Every line that includes the word "room" is to be listed.

(Extracted data entries)

--------------------

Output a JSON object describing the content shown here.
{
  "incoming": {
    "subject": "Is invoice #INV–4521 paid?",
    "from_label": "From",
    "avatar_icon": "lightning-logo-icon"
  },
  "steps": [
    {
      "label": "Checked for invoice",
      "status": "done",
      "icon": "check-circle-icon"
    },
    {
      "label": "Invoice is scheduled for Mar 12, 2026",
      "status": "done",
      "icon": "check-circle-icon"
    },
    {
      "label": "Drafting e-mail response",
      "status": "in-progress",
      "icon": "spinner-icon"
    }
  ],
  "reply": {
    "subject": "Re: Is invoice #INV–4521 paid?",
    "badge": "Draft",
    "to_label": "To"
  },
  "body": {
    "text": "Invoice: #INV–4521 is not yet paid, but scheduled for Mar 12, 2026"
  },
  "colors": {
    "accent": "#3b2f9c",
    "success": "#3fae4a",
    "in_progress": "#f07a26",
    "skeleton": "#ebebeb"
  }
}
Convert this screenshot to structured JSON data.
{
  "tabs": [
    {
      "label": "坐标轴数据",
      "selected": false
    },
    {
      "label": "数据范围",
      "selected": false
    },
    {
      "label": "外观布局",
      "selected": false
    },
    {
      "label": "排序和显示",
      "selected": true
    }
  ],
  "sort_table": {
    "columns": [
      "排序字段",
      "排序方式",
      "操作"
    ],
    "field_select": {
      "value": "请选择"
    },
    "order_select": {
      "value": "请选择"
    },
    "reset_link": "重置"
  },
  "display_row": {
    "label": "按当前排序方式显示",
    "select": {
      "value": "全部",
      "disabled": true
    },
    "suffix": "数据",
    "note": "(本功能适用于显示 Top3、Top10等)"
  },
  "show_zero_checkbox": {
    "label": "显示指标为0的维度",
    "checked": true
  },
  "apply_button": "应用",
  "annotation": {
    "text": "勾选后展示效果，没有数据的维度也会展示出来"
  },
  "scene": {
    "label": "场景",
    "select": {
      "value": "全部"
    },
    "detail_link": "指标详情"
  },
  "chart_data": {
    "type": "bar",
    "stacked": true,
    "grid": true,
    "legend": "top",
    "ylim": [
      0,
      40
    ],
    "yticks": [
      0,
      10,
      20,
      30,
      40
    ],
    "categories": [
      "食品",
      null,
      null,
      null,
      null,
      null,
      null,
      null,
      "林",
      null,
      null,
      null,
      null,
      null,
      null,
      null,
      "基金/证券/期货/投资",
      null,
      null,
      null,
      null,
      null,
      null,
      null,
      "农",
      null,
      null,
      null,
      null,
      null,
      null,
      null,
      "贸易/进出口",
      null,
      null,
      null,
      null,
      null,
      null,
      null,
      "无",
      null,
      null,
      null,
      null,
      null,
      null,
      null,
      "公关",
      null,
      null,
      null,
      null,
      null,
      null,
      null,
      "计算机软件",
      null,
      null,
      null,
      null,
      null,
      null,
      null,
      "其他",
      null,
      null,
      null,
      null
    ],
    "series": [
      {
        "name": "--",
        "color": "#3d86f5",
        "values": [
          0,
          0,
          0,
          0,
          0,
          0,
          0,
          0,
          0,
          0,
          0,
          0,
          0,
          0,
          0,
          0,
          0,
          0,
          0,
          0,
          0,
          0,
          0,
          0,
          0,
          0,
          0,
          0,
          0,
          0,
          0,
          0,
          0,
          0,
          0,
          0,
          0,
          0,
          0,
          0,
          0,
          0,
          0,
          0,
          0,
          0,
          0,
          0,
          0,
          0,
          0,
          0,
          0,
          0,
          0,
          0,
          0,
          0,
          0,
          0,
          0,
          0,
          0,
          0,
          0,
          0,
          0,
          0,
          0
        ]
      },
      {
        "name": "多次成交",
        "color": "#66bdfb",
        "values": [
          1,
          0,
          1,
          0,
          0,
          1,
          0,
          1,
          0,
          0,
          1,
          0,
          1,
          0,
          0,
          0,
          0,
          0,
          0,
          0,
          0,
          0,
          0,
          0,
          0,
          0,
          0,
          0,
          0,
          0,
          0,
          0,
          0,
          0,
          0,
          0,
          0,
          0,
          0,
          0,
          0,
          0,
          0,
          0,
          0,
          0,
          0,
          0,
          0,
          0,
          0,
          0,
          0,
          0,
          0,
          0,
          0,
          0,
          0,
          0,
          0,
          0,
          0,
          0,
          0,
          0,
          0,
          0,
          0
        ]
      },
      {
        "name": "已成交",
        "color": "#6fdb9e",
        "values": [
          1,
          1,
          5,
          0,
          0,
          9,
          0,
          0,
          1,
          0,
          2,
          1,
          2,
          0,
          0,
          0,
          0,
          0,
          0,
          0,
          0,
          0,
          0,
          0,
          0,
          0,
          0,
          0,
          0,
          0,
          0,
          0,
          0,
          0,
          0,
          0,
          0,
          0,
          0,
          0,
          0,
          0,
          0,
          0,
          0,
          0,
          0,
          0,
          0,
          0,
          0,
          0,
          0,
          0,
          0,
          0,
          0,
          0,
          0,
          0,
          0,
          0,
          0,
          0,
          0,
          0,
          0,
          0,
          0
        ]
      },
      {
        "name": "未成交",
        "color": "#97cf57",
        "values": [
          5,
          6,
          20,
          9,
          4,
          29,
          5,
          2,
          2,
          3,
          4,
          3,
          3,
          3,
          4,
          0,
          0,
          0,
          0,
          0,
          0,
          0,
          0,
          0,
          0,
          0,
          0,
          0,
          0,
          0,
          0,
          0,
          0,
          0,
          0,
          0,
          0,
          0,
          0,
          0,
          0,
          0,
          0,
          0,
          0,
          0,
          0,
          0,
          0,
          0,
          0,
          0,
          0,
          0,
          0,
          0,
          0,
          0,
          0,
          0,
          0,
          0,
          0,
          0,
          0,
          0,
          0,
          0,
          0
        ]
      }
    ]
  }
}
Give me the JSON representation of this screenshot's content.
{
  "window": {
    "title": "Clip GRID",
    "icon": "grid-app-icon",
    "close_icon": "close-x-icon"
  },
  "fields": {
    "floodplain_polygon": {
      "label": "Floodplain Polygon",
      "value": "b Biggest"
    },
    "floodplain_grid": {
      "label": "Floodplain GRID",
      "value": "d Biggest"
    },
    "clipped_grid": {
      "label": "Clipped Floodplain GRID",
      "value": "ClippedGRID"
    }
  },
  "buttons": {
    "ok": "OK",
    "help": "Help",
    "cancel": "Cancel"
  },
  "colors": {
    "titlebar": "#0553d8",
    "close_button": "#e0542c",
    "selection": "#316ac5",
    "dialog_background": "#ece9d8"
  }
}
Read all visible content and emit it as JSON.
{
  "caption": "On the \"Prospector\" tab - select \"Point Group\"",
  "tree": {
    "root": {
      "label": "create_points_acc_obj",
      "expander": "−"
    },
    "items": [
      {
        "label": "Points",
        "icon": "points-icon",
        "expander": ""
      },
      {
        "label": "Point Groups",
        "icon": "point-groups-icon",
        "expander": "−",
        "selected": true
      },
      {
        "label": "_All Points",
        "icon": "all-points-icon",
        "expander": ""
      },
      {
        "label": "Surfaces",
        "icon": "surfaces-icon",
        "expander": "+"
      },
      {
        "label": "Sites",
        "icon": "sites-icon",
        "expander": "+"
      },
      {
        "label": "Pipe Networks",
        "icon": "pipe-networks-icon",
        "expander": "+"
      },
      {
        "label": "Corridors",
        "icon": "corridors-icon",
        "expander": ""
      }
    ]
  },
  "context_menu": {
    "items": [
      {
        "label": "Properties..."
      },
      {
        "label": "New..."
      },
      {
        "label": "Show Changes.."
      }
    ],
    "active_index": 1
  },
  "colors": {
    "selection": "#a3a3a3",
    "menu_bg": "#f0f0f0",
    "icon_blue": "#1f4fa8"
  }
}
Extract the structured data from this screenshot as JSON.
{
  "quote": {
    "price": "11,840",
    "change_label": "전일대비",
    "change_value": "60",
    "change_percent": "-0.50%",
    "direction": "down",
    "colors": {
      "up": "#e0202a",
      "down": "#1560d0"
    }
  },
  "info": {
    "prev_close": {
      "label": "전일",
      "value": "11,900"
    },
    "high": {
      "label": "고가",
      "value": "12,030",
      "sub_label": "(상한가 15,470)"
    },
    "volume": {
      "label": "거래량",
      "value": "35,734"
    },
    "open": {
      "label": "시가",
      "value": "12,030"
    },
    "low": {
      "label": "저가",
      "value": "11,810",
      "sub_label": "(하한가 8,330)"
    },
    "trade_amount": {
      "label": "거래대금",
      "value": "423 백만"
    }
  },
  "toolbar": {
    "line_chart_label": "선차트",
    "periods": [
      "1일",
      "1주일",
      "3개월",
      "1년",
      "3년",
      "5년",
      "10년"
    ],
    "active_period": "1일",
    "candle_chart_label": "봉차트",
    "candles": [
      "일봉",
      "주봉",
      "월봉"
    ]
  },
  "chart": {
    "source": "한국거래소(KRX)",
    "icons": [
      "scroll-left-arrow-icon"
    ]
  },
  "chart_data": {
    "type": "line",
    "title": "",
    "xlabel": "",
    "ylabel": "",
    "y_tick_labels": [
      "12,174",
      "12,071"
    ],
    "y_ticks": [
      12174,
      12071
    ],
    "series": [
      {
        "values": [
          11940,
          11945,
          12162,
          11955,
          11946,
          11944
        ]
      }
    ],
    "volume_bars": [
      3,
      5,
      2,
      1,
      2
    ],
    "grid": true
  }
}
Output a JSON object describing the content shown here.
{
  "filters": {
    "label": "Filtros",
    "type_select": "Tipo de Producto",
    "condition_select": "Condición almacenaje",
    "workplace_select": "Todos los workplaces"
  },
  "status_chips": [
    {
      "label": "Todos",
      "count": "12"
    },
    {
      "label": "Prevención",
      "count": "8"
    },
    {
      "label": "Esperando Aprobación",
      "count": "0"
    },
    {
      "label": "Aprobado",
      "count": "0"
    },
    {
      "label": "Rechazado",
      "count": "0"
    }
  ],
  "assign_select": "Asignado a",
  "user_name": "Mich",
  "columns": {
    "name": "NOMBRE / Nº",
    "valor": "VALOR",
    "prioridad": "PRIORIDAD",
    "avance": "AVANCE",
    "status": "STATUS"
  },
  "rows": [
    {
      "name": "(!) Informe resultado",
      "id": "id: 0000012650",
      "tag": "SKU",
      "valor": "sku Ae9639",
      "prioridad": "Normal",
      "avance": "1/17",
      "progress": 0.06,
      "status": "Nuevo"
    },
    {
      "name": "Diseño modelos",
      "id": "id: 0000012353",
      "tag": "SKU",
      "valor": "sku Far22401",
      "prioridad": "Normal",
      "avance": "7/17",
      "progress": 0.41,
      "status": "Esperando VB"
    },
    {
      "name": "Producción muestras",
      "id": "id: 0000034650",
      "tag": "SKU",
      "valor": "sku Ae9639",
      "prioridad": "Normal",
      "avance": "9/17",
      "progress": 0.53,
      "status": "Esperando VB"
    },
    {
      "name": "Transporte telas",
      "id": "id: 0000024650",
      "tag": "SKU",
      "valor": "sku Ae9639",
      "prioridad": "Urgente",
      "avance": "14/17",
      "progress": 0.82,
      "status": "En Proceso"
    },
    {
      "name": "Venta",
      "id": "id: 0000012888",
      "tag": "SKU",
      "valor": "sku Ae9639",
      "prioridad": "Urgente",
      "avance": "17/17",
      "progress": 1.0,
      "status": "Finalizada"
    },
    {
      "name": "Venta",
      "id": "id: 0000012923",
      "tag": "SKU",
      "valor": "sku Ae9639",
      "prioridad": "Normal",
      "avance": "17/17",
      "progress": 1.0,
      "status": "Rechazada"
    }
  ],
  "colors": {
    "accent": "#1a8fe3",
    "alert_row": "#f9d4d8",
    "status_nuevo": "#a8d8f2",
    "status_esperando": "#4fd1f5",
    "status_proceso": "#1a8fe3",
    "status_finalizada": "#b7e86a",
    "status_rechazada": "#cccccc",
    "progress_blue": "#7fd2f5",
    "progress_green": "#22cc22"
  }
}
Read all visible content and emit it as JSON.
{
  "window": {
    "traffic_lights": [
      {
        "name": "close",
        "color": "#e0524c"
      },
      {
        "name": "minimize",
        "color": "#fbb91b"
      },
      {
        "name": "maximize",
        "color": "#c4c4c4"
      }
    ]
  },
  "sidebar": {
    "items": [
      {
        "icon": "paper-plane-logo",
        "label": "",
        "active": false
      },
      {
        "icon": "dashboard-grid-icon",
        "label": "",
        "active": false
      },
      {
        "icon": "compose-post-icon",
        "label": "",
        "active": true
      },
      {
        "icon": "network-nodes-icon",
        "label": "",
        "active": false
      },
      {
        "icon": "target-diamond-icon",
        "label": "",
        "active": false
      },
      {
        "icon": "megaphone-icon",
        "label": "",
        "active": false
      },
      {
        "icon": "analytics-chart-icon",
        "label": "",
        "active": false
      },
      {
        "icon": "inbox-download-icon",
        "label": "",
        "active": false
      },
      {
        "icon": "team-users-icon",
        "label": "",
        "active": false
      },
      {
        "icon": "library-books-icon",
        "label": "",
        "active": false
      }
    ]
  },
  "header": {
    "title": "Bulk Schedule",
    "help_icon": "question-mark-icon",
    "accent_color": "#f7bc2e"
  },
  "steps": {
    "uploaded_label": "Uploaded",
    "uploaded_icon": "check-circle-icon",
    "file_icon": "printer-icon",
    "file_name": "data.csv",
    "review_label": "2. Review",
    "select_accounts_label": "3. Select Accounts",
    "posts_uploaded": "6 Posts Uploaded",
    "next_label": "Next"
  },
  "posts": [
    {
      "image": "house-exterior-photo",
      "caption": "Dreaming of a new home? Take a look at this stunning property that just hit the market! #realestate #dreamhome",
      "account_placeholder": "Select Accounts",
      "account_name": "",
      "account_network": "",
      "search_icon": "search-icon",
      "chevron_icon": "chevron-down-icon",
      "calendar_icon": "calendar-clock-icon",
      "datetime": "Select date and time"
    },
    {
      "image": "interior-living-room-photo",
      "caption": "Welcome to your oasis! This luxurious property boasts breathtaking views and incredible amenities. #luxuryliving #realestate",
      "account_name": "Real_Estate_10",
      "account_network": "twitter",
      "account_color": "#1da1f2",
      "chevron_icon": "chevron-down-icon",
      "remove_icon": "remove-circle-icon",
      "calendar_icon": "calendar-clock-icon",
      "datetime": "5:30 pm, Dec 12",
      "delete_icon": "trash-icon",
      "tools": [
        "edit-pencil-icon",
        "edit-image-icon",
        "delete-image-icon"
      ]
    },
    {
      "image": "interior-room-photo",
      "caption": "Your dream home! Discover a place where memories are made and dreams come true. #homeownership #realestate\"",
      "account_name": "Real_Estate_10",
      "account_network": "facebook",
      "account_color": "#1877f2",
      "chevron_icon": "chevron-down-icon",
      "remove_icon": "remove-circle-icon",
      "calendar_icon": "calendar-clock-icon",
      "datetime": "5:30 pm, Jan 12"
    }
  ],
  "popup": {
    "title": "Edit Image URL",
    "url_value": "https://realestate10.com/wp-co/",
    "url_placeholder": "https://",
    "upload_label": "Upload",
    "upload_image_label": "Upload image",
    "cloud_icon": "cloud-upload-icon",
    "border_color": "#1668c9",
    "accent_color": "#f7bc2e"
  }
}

--------------------

* _Task output_:
      "image": "interior-living-room-photo",
      "image": "interior-room-photo",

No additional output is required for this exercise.